Input for this task:

▼

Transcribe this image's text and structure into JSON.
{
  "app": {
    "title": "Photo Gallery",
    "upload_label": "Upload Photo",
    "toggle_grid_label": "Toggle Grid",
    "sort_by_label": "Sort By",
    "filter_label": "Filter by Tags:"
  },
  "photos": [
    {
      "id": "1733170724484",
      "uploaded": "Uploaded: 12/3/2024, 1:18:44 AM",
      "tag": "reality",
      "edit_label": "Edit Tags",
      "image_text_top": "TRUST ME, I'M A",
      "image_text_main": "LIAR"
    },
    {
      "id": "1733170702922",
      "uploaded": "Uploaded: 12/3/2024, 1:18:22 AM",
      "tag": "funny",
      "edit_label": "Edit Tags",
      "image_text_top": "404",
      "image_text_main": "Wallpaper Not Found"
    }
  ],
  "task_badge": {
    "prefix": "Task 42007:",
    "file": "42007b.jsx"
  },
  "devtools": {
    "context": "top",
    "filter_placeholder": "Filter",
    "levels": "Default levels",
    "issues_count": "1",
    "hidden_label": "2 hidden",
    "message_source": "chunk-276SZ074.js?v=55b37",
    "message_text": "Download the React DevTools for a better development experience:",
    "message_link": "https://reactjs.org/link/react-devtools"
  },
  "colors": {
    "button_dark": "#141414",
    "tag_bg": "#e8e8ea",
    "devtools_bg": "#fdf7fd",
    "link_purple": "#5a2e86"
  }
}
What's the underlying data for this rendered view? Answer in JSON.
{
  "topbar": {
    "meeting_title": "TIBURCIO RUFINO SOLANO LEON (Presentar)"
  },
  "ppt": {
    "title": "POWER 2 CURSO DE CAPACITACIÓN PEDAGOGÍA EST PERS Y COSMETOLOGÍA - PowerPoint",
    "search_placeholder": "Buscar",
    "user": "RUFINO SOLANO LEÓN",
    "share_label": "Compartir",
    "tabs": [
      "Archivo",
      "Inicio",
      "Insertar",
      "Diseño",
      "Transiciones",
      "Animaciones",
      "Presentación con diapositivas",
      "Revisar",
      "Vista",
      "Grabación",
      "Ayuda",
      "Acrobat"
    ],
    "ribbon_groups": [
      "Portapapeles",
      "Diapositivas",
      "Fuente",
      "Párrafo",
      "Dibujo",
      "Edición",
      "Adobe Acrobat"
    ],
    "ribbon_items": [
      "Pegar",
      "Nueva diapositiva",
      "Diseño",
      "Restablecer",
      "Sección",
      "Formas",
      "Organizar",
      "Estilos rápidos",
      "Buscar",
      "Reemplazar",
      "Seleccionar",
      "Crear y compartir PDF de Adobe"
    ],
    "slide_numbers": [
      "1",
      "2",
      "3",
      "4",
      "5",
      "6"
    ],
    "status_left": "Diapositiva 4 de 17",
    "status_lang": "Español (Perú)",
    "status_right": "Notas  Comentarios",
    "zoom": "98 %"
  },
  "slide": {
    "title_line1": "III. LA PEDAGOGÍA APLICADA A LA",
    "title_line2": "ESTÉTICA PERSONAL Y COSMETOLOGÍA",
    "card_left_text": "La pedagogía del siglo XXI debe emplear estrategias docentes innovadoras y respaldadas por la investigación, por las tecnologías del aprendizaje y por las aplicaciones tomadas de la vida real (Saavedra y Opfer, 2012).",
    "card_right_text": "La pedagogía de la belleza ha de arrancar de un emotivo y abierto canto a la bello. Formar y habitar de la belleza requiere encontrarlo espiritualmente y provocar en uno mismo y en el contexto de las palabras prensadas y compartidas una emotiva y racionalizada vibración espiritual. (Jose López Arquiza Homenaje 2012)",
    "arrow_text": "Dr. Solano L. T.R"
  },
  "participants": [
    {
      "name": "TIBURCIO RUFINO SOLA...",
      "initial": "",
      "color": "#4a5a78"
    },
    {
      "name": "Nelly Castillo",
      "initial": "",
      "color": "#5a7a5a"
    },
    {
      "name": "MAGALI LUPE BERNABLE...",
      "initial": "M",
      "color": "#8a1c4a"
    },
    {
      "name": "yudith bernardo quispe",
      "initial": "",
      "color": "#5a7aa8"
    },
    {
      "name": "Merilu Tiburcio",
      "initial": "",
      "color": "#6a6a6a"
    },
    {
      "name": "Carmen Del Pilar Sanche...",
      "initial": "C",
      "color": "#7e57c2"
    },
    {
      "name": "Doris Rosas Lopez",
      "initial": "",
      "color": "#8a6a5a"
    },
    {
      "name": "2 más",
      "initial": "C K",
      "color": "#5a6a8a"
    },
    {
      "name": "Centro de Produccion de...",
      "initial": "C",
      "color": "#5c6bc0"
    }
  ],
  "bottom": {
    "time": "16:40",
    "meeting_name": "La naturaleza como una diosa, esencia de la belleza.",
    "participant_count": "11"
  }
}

▲

Repeat the records above exactly, from the first line to the last.

The solution:
Transcribe this image's text and structure into JSON.
{
  "app": {
    "title": "Photo Gallery",
    "upload_label": "Upload Photo",
    "toggle_grid_label": "Toggle Grid",
    "sort_by_label": "Sort By",
    "filter_label": "Filter by Tags:"
  },
  "photos": [
    {
      "id": "1733170724484",
      "uploaded": "Uploaded: 12/3/2024, 1:18:44 AM",
      "tag": "reality",
      "edit_label": "Edit Tags",
      "image_text_top": "TRUST ME, I'M A",
      "image_text_main": "LIAR"
    },
    {
      "id": "1733170702922",
      "uploaded": "Uploaded: 12/3/2024, 1:18:22 AM",
      "tag": "funny",
      "edit_label": "Edit Tags",
      "image_text_top": "404",
      "image_text_main": "Wallpaper Not Found"
    }
  ],
  "task_badge": {
    "prefix": "Task 42007:",
    "file": "42007b.jsx"
  },
  "devtools": {
    "context": "top",
    "filter_placeholder": "Filter",
    "levels": "Default levels",
    "issues_count": "1",
    "hidden_label": "2 hidden",
    "message_source": "chunk-276SZ074.js?v=55b37",
    "message_text": "Download the React DevTools for a better development experience:",
    "message_link": "https://reactjs.org/link/react-devtools"
  },
  "colors": {
    "button_dark": "#141414",
    "tag_bg": "#e8e8ea",
    "devtools_bg": "#fdf7fd",
    "link_purple": "#5a2e86"
  }
}
What's the underlying data for this rendered view? Answer in JSON.
{
  "topbar": {
    "meeting_title": "TIBURCIO RUFINO SOLANO LEON (Presentar)"
  },
  "ppt": {
    "title": "POWER 2 CURSO DE CAPACITACIÓN PEDAGOGÍA EST PERS Y COSMETOLOGÍA - PowerPoint",
    "search_placeholder": "Buscar",
    "user": "RUFINO SOLANO LEÓN",
    "share_label": "Compartir",
    "tabs": [
      "Archivo",
      "Inicio",
      "Insertar",
      "Diseño",
      "Transiciones",
      "Animaciones",
      "Presentación con diapositivas",
      "Revisar",
      "Vista",
      "Grabación",
      "Ayuda",
      "Acrobat"
    ],
    "ribbon_groups": [
      "Portapapeles",
      "Diapositivas",
      "Fuente",
      "Párrafo",
      "Dibujo",
      "Edición",
      "Adobe Acrobat"
    ],
    "ribbon_items": [
      "Pegar",
      "Nueva diapositiva",
      "Diseño",
      "Restablecer",
      "Sección",
      "Formas",
      "Organizar",
      "Estilos rápidos",
      "Buscar",
      "Reemplazar",
      "Seleccionar",
      "Crear y compartir PDF de Adobe"
    ],
    "slide_numbers": [
      "1",
      "2",
      "3",
      "4",
      "5",
      "6"
    ],
    "status_left": "Diapositiva 4 de 17",
    "status_lang": "Español (Perú)",
    "status_right": "Notas  Comentarios",
    "zoom": "98 %"
  },
  "slide": {
    "title_line1": "III. LA PEDAGOGÍA APLICADA A LA",
    "title_line2": "ESTÉTICA PERSONAL Y COSMETOLOGÍA",
    "card_left_text": "La pedagogía del siglo XXI debe emplear estrategias docentes innovadoras y respaldadas por la investigación, por las tecnologías del aprendizaje y por las aplicaciones tomadas de la vida real (Saavedra y Opfer, 2012).",
    "card_right_text": "La pedagogía de la belleza ha de arrancar de un emotivo y abierto canto a la bello. Formar y habitar de la belleza requiere encontrarlo espiritualmente y provocar en uno mismo y en el contexto de las palabras prensadas y compartidas una emotiva y racionalizada vibración espiritual. (Jose López Arquiza Homenaje 2012)",
    "arrow_text": "Dr. Solano L. T.R"
  },
  "participants": [
    {
      "name": "TIBURCIO RUFINO SOLA...",
      "initial": "",
      "color": "#4a5a78"
    },
    {
      "name": "Nelly Castillo",
      "initial": "",
      "color": "#5a7a5a"
    },
    {
      "name": "MAGALI LUPE BERNABLE...",
      "initial": "M",
      "color": "#8a1c4a"
    },
    {
      "name": "yudith bernardo quispe",
      "initial": "",
      "color": "#5a7aa8"
    },
    {
      "name": "Merilu Tiburcio",
      "initial": "",
      "color": "#6a6a6a"
    },
    {
      "name": "Carmen Del Pilar Sanche...",
      "initial": "C",
      "color": "#7e57c2"
    },
    {
      "name": "Doris Rosas Lopez",
      "initial": "",
      "color": "#8a6a5a"
    },
    {
      "name": "2 más",
      "initial": "C K",
      "color": "#5a6a8a"
    },
    {
      "name": "Centro de Produccion de...",
      "initial": "C",
      "color": "#5c6bc0"
    }
  ],
  "bottom": {
    "time": "16:40",
    "meeting_name": "La naturaleza como una diosa, esencia de la belleza.",
    "participant_count": "11"
  }
}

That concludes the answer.